*Short exercise*
Write out all of the data exactly as it appears.

<<<<

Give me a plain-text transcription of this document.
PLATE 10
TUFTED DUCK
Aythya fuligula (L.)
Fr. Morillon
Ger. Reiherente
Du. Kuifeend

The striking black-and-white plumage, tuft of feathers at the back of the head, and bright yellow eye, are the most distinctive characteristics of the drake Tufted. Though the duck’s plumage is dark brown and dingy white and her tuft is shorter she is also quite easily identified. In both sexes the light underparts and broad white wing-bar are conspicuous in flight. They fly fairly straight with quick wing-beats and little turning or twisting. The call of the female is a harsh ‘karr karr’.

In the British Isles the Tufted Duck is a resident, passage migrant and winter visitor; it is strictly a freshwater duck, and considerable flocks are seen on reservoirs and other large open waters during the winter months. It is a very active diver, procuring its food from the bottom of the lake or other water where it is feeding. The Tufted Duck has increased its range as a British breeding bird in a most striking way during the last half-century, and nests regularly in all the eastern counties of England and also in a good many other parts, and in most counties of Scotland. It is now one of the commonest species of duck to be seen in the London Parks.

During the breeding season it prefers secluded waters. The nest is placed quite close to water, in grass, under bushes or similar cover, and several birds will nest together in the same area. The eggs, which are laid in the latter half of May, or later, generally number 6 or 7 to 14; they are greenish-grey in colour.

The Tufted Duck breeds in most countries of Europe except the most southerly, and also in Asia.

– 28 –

>>>>

*Output below*
Give me a plain-text transcription of this document.
PLATE 10
TUFTED DUCK
Aythya fuligula (L.)
Fr. Morillon
Ger. Reiherente
Du. Kuifeend

The striking black-and-white plumage, tuft of feathers at the back of the head, and bright yellow eye, are the most distinctive characteristics of the drake Tufted. Though the duck’s plumage is dark brown and dingy white and her tuft is shorter she is also quite easily identified. In both sexes the light underparts and broad white wing-bar are conspicuous in flight. They fly fairly straight with quick wing-beats and little turning or twisting. The call of the female is a harsh ‘karr karr’.

In the British Isles the Tufted Duck is a resident, passage migrant and winter visitor; it is strictly a freshwater duck, and considerable flocks are seen on reservoirs and other large open waters during the winter months. It is a very active diver, procuring its food from the bottom of the lake or other water where it is feeding. The Tufted Duck has increased its range as a British breeding bird in a most striking way during the last half-century, and nests regularly in all the eastern counties of England and also in a good many other parts, and in most counties of Scotland. It is now one of the commonest species of duck to be seen in the London Parks.

During the breeding season it prefers secluded waters. The nest is placed quite close to water, in grass, under bushes or similar cover, and several birds will nest together in the same area. The eggs, which are laid in the latter half of May, or later, generally number 6 or 7 to 14; they are greenish-grey in colour.

The Tufted Duck breeds in most countries of Europe except the most southerly, and also in Asia.

– 28 –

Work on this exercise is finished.